• **SHORT EXERCISE**
Find each line with "cube" and copy it.

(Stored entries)

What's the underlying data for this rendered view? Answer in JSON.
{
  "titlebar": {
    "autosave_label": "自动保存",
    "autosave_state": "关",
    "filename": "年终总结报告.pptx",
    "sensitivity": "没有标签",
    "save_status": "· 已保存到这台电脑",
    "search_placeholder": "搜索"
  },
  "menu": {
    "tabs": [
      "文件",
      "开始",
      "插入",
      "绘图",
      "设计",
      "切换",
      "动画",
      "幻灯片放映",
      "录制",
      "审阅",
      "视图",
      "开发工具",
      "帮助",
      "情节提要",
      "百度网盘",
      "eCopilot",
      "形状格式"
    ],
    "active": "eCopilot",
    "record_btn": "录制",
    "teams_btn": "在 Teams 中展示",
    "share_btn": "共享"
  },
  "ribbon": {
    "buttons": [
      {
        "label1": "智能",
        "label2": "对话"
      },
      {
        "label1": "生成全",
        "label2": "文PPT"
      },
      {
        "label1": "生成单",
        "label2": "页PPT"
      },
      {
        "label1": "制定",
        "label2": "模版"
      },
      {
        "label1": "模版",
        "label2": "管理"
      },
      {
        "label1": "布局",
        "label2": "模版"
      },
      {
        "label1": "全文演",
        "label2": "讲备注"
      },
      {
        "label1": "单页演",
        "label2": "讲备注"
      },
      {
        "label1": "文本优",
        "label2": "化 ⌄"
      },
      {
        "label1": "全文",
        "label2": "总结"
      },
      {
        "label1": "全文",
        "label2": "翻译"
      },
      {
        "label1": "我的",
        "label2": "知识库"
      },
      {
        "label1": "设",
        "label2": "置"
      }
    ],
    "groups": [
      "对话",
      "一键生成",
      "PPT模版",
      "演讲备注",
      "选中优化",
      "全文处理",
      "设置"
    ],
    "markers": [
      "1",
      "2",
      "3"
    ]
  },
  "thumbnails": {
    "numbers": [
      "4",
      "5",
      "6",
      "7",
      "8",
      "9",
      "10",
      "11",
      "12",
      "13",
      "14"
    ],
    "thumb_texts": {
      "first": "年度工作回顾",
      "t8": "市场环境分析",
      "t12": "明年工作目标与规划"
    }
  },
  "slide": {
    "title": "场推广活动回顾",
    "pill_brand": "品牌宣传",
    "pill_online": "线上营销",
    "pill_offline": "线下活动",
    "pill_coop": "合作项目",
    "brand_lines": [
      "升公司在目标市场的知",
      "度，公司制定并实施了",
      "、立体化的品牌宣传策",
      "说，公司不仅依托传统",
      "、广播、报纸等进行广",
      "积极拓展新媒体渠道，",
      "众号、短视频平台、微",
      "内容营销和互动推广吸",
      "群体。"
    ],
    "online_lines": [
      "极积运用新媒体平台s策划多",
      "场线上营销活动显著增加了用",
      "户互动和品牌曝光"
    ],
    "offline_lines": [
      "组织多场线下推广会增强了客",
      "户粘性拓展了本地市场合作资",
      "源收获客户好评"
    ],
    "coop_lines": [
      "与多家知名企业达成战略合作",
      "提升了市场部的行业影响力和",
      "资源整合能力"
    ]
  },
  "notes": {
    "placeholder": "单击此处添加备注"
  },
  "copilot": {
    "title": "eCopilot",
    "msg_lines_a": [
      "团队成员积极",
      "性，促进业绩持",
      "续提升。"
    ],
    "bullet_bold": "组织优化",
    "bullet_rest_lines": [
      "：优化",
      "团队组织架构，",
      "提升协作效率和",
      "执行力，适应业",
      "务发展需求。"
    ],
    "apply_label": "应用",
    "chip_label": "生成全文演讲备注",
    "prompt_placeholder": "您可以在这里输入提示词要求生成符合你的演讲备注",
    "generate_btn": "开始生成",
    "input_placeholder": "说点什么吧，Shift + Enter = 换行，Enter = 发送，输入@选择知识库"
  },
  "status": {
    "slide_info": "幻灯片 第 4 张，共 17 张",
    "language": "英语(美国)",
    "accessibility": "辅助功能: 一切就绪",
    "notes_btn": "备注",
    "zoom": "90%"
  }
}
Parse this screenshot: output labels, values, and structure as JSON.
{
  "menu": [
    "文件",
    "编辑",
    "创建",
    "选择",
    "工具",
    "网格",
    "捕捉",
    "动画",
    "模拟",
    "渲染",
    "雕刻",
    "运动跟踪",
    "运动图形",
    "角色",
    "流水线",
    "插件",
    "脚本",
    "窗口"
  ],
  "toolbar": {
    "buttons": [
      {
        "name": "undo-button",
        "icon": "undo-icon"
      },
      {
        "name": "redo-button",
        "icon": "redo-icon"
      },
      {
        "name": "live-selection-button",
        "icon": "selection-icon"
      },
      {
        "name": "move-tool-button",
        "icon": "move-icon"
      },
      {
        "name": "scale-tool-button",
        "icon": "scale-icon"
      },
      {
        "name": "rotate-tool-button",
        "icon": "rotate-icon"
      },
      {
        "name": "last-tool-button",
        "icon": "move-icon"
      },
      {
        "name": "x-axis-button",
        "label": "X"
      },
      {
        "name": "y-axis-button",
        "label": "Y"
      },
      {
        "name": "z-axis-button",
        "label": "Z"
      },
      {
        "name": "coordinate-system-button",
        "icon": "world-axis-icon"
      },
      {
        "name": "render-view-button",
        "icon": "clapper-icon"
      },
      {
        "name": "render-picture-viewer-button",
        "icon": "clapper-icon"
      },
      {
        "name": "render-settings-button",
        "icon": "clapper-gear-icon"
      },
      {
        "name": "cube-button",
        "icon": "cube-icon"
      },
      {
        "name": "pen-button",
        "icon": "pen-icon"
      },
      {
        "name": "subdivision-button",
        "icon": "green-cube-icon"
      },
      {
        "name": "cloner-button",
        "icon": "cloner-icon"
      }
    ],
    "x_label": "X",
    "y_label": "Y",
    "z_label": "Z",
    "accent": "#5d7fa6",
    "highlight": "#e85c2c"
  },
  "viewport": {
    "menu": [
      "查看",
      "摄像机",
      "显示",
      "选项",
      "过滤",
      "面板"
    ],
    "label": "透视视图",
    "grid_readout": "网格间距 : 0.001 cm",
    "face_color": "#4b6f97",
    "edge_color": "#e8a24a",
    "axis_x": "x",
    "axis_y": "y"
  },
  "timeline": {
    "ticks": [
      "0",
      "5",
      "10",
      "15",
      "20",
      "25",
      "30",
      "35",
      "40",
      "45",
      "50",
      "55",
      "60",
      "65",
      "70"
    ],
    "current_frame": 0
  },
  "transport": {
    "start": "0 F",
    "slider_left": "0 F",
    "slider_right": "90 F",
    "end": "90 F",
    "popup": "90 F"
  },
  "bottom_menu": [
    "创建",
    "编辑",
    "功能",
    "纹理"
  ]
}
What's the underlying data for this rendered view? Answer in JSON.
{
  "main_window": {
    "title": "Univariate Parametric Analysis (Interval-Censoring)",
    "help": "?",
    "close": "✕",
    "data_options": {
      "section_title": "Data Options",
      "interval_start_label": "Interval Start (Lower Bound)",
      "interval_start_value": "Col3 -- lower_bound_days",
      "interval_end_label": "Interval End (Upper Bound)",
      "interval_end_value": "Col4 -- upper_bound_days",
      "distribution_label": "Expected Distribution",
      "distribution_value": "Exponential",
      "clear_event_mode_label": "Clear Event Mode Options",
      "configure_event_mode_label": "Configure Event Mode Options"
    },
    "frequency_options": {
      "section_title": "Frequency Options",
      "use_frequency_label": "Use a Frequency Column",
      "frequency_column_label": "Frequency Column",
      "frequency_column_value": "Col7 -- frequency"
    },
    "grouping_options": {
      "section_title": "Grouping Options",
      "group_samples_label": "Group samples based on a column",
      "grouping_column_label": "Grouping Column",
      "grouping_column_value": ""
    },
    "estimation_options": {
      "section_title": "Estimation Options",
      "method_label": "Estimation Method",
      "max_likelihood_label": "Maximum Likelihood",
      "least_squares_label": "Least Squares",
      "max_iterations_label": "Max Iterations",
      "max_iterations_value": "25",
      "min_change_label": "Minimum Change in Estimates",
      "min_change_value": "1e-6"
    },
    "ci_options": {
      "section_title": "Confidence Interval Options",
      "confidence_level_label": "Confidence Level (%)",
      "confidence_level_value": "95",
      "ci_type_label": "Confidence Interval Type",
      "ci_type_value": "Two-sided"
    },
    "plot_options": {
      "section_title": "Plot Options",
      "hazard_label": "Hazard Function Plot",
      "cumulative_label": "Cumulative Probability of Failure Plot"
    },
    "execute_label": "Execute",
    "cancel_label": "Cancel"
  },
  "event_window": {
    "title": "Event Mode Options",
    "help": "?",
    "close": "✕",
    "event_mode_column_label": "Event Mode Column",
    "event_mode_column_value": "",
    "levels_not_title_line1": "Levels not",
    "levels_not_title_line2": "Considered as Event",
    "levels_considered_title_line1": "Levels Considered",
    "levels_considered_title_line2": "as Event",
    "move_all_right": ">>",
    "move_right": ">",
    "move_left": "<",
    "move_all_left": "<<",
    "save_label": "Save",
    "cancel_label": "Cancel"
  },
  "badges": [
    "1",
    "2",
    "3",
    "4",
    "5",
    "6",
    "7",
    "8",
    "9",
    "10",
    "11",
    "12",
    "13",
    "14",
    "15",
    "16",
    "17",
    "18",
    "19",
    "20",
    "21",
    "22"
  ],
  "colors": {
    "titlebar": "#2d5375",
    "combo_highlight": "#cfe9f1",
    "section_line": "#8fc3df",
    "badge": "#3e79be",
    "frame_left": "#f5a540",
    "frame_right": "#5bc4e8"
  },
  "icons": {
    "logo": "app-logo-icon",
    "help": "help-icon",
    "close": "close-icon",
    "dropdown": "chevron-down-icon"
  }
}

• **FULL OUTPUT**
        "name": "cube-button",
        "icon": "cube-icon"
        "icon": "green-cube-icon"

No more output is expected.